*Written exercise*
Print exactly the lines from the line with "Type out the text in this image." to the last line of the data, please, both included.

** start Data to process **

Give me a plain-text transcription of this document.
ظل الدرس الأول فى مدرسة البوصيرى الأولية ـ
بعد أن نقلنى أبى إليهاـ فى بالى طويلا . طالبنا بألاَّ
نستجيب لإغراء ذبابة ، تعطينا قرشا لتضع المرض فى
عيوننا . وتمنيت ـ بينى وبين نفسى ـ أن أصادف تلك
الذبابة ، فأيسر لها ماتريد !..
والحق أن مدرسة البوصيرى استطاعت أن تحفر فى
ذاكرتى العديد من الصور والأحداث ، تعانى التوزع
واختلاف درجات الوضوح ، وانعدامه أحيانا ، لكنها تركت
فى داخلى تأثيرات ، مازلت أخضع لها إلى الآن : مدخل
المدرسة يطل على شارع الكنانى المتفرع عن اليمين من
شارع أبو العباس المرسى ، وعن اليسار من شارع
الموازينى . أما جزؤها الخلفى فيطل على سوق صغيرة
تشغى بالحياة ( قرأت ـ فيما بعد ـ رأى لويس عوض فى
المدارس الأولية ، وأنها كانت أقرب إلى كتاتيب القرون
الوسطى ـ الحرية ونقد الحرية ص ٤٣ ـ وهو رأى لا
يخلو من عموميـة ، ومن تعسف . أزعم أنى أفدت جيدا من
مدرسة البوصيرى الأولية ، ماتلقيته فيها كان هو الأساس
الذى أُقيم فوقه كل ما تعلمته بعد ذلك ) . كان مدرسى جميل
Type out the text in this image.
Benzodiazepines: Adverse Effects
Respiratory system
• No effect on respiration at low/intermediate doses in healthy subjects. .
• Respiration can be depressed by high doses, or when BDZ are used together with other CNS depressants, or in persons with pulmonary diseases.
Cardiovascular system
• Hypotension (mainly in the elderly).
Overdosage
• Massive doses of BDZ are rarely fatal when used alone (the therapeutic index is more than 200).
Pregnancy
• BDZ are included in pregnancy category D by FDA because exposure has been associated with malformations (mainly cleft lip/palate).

** end Data to process **

*The completed task*
Type out the text in this image.
Benzodiazepines: Adverse Effects
Respiratory system
• No effect on respiration at low/intermediate doses in healthy subjects. .
• Respiration can be depressed by high doses, or when BDZ are used together with other CNS depressants, or in persons with pulmonary diseases.
Cardiovascular system
• Hypotension (mainly in the elderly).
Overdosage
• Massive doses of BDZ are rarely fatal when used alone (the therapeutic index is more than 200).
Pregnancy
• BDZ are included in pregnancy category D by FDA because exposure has been associated with malformations (mainly cleft lip/palate).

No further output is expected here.